- _INFORMATION SHOWN_:
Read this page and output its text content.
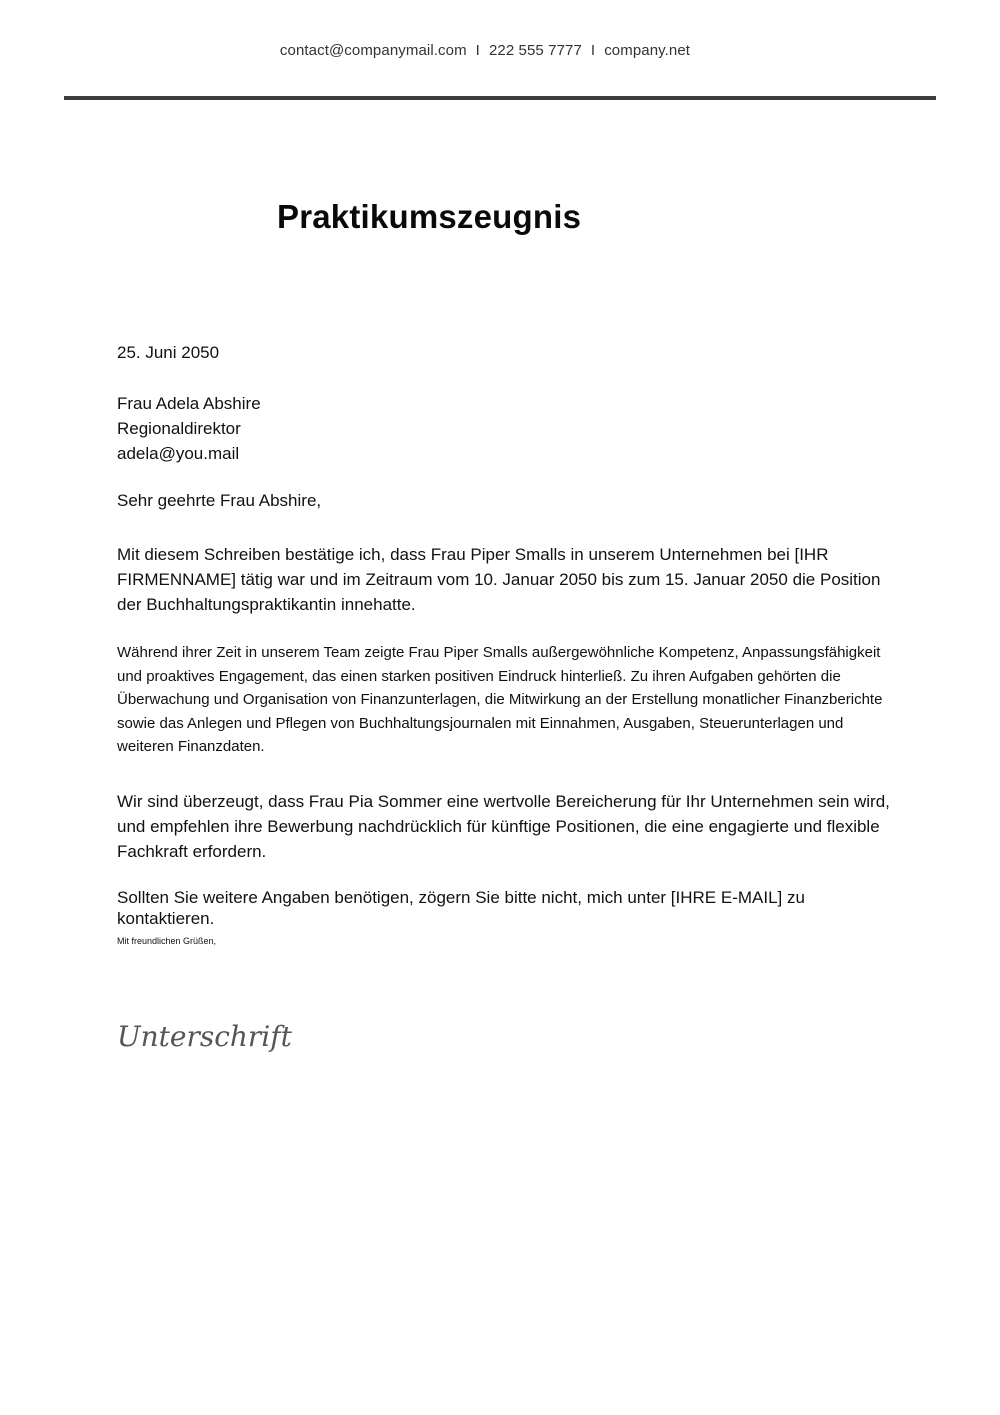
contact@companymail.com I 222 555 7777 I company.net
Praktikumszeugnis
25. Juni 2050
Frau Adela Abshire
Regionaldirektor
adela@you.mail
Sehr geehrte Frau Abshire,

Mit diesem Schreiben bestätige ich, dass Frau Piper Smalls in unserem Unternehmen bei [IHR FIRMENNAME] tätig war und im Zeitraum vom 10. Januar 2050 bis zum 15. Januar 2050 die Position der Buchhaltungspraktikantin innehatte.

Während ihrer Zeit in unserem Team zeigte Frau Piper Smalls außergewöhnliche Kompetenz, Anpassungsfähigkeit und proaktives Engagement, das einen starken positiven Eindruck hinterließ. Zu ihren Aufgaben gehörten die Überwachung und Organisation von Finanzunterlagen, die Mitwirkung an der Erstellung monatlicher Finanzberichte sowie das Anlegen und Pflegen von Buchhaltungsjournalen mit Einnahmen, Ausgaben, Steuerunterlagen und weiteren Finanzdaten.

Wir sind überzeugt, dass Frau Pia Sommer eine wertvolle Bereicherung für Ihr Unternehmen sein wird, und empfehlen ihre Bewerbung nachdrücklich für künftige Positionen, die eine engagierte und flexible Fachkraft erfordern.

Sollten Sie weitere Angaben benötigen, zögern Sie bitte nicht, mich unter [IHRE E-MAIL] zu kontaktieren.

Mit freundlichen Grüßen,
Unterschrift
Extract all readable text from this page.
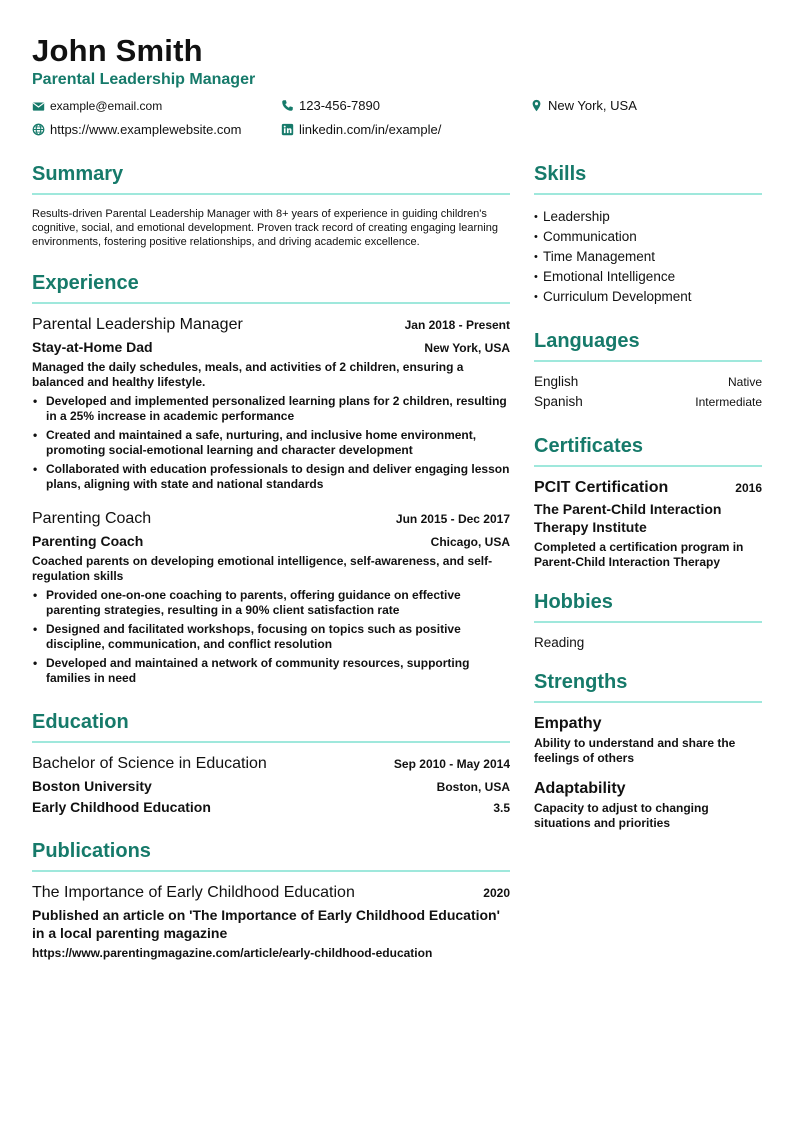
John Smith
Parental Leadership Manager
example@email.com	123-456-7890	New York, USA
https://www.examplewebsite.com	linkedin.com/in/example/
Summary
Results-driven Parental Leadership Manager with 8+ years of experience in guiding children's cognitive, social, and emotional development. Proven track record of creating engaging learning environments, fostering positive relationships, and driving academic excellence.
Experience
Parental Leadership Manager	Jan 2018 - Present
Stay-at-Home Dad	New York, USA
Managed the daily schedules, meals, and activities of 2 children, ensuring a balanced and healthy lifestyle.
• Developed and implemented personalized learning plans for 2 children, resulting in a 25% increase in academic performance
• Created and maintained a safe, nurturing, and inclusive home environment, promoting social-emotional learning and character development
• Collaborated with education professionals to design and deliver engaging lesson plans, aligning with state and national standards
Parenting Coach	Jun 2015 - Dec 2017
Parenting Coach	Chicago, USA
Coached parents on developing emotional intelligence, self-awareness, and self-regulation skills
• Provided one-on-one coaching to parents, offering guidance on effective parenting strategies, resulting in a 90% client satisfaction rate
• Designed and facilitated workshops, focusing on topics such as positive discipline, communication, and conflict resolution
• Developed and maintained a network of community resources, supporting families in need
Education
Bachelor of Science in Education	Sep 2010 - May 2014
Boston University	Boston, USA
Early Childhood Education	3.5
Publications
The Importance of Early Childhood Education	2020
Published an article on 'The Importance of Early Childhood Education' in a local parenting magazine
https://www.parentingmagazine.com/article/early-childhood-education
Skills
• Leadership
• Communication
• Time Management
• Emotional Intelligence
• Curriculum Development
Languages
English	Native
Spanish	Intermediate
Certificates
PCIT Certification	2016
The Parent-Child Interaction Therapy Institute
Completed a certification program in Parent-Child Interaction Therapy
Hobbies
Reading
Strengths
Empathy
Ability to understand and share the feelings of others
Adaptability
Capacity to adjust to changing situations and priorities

- _YOUR TASK_: Give every line back word for word and leave the pictures out.

- _TASK SOLUTION_:
Read this page and output its text content.
contact@companymail.com I 222 555 7777 I company.net
Praktikumszeugnis
25. Juni 2050
Frau Adela Abshire
Regionaldirektor
adela@you.mail
Sehr geehrte Frau Abshire,

Mit diesem Schreiben bestätige ich, dass Frau Piper Smalls in unserem Unternehmen bei [IHR FIRMENNAME] tätig war und im Zeitraum vom 10. Januar 2050 bis zum 15. Januar 2050 die Position der Buchhaltungspraktikantin innehatte.

Während ihrer Zeit in unserem Team zeigte Frau Piper Smalls außergewöhnliche Kompetenz, Anpassungsfähigkeit und proaktives Engagement, das einen starken positiven Eindruck hinterließ. Zu ihren Aufgaben gehörten die Überwachung und Organisation von Finanzunterlagen, die Mitwirkung an der Erstellung monatlicher Finanzberichte sowie das Anlegen und Pflegen von Buchhaltungsjournalen mit Einnahmen, Ausgaben, Steuerunterlagen und weiteren Finanzdaten.

Wir sind überzeugt, dass Frau Pia Sommer eine wertvolle Bereicherung für Ihr Unternehmen sein wird, und empfehlen ihre Bewerbung nachdrücklich für künftige Positionen, die eine engagierte und flexible Fachkraft erfordern.

Sollten Sie weitere Angaben benötigen, zögern Sie bitte nicht, mich unter [IHRE E-MAIL] zu kontaktieren.

Mit freundlichen Grüßen,
Unterschrift
Extract all readable text from this page.
John Smith
Parental Leadership Manager
example@email.com	123-456-7890	New York, USA
https://www.examplewebsite.com	linkedin.com/in/example/
Summary
Results-driven Parental Leadership Manager with 8+ years of experience in guiding children's cognitive, social, and emotional development. Proven track record of creating engaging learning environments, fostering positive relationships, and driving academic excellence.
Experience
Parental Leadership Manager	Jan 2018 - Present
Stay-at-Home Dad	New York, USA
Managed the daily schedules, meals, and activities of 2 children, ensuring a balanced and healthy lifestyle.
• Developed and implemented personalized learning plans for 2 children, resulting in a 25% increase in academic performance
• Created and maintained a safe, nurturing, and inclusive home environment, promoting social-emotional learning and character development
• Collaborated with education professionals to design and deliver engaging lesson plans, aligning with state and national standards
Parenting Coach	Jun 2015 - Dec 2017
Parenting Coach	Chicago, USA
Coached parents on developing emotional intelligence, self-awareness, and self-regulation skills
• Provided one-on-one coaching to parents, offering guidance on effective parenting strategies, resulting in a 90% client satisfaction rate
• Designed and facilitated workshops, focusing on topics such as positive discipline, communication, and conflict resolution
• Developed and maintained a network of community resources, supporting families in need
Education
Bachelor of Science in Education	Sep 2010 - May 2014
Boston University	Boston, USA
Early Childhood Education	3.5
Publications
The Importance of Early Childhood Education	2020
Published an article on 'The Importance of Early Childhood Education' in a local parenting magazine
https://www.parentingmagazine.com/article/early-childhood-education
Skills
• Leadership
• Communication
• Time Management
• Emotional Intelligence
• Curriculum Development
Languages
English	Native
Spanish	Intermediate
Certificates
PCIT Certification	2016
The Parent-Child Interaction Therapy Institute
Completed a certification program in Parent-Child Interaction Therapy
Hobbies
Reading
Strengths
Empathy
Ability to understand and share the feelings of others
Adaptability
Capacity to adjust to changing situations and priorities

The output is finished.